Records contained in a dataset:
START

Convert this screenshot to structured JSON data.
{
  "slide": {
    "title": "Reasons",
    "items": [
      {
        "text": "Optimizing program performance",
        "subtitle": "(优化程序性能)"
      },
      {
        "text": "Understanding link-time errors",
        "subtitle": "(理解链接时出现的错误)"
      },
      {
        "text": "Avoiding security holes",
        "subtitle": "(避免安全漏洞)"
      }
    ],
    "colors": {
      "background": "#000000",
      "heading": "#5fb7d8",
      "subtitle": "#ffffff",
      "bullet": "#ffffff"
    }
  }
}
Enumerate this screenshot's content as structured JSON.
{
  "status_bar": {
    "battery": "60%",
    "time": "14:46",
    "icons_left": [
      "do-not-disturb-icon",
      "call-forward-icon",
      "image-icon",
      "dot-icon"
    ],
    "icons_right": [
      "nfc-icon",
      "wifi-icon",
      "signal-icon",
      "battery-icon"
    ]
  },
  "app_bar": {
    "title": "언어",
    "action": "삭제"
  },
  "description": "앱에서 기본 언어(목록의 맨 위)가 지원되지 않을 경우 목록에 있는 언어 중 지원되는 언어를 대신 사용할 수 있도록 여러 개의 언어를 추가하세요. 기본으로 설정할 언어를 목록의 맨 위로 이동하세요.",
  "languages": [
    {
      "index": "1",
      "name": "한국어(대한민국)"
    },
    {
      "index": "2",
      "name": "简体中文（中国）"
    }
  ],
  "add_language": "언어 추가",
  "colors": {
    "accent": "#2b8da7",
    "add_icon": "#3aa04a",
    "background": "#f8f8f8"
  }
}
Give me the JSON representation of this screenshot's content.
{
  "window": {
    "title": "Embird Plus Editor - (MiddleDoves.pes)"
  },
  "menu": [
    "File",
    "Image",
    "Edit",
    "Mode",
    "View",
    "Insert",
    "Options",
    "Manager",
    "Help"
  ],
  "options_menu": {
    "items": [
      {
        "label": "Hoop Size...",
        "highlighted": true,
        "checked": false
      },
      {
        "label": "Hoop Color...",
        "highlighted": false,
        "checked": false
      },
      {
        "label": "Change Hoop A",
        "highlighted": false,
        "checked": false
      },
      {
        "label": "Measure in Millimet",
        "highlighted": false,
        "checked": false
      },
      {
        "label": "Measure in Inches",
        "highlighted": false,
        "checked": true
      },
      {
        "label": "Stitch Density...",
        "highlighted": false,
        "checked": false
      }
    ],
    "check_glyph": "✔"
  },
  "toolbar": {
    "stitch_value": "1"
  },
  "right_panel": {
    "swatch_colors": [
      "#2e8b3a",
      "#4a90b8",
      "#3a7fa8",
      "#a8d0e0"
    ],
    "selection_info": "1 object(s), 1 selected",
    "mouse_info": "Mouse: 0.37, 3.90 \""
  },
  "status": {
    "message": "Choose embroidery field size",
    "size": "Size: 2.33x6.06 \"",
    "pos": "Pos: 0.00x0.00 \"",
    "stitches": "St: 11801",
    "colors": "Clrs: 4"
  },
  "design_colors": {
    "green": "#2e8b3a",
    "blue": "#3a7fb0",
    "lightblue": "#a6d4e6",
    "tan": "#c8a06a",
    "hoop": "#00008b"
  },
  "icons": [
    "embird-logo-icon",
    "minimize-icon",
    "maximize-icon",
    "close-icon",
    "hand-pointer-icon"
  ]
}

END

AIM:
Copy out the full listing exactly.

FINISHED TASK:
Convert this screenshot to structured JSON data.
{
  "slide": {
    "title": "Reasons",
    "items": [
      {
        "text": "Optimizing program performance",
        "subtitle": "(优化程序性能)"
      },
      {
        "text": "Understanding link-time errors",
        "subtitle": "(理解链接时出现的错误)"
      },
      {
        "text": "Avoiding security holes",
        "subtitle": "(避免安全漏洞)"
      }
    ],
    "colors": {
      "background": "#000000",
      "heading": "#5fb7d8",
      "subtitle": "#ffffff",
      "bullet": "#ffffff"
    }
  }
}
Enumerate this screenshot's content as structured JSON.
{
  "status_bar": {
    "battery": "60%",
    "time": "14:46",
    "icons_left": [
      "do-not-disturb-icon",
      "call-forward-icon",
      "image-icon",
      "dot-icon"
    ],
    "icons_right": [
      "nfc-icon",
      "wifi-icon",
      "signal-icon",
      "battery-icon"
    ]
  },
  "app_bar": {
    "title": "언어",
    "action": "삭제"
  },
  "description": "앱에서 기본 언어(목록의 맨 위)가 지원되지 않을 경우 목록에 있는 언어 중 지원되는 언어를 대신 사용할 수 있도록 여러 개의 언어를 추가하세요. 기본으로 설정할 언어를 목록의 맨 위로 이동하세요.",
  "languages": [
    {
      "index": "1",
      "name": "한국어(대한민국)"
    },
    {
      "index": "2",
      "name": "简体中文（中国）"
    }
  ],
  "add_language": "언어 추가",
  "colors": {
    "accent": "#2b8da7",
    "add_icon": "#3aa04a",
    "background": "#f8f8f8"
  }
}
Give me the JSON representation of this screenshot's content.
{
  "window": {
    "title": "Embird Plus Editor - (MiddleDoves.pes)"
  },
  "menu": [
    "File",
    "Image",
    "Edit",
    "Mode",
    "View",
    "Insert",
    "Options",
    "Manager",
    "Help"
  ],
  "options_menu": {
    "items": [
      {
        "label": "Hoop Size...",
        "highlighted": true,
        "checked": false
      },
      {
        "label": "Hoop Color...",
        "highlighted": false,
        "checked": false
      },
      {
        "label": "Change Hoop A",
        "highlighted": false,
        "checked": false
      },
      {
        "label": "Measure in Millimet",
        "highlighted": false,
        "checked": false
      },
      {
        "label": "Measure in Inches",
        "highlighted": false,
        "checked": true
      },
      {
        "label": "Stitch Density...",
        "highlighted": false,
        "checked": false
      }
    ],
    "check_glyph": "✔"
  },
  "toolbar": {
    "stitch_value": "1"
  },
  "right_panel": {
    "swatch_colors": [
      "#2e8b3a",
      "#4a90b8",
      "#3a7fa8",
      "#a8d0e0"
    ],
    "selection_info": "1 object(s), 1 selected",
    "mouse_info": "Mouse: 0.37, 3.90 \""
  },
  "status": {
    "message": "Choose embroidery field size",
    "size": "Size: 2.33x6.06 \"",
    "pos": "Pos: 0.00x0.00 \"",
    "stitches": "St: 11801",
    "colors": "Clrs: 4"
  },
  "design_colors": {
    "green": "#2e8b3a",
    "blue": "#3a7fb0",
    "lightblue": "#a6d4e6",
    "tan": "#c8a06a",
    "hoop": "#00008b"
  },
  "icons": [
    "embird-logo-icon",
    "minimize-icon",
    "maximize-icon",
    "close-icon",
    "hand-pointer-icon"
  ]
}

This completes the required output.